Records for the task:
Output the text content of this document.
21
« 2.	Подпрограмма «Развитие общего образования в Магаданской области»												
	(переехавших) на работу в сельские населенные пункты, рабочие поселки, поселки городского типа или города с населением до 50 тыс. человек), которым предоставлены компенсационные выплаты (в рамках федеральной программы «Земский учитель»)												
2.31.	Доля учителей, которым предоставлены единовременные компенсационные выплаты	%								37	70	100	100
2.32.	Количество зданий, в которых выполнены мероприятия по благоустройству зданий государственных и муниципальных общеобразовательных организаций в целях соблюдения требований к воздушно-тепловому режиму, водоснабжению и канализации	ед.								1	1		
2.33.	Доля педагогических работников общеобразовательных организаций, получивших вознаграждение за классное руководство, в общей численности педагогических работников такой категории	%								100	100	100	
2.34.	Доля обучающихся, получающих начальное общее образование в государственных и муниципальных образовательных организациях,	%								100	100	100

Task description:
Wherever the word "Доля" occurs in a line of the listing, copy that line.

The reply:
2.31.	Доля учителей, которым предоставлены единовременные компенсационные выплаты	%								37	70	100	100
2.33.	Доля педагогических работников общеобразовательных организаций, получивших вознаграждение за классное руководство, в общей численности педагогических работников такой категории	%								100	100	100	
2.34.	Доля обучающихся, получающих начальное общее образование в государственных и муниципальных образовательных организациях,	%								100	100	100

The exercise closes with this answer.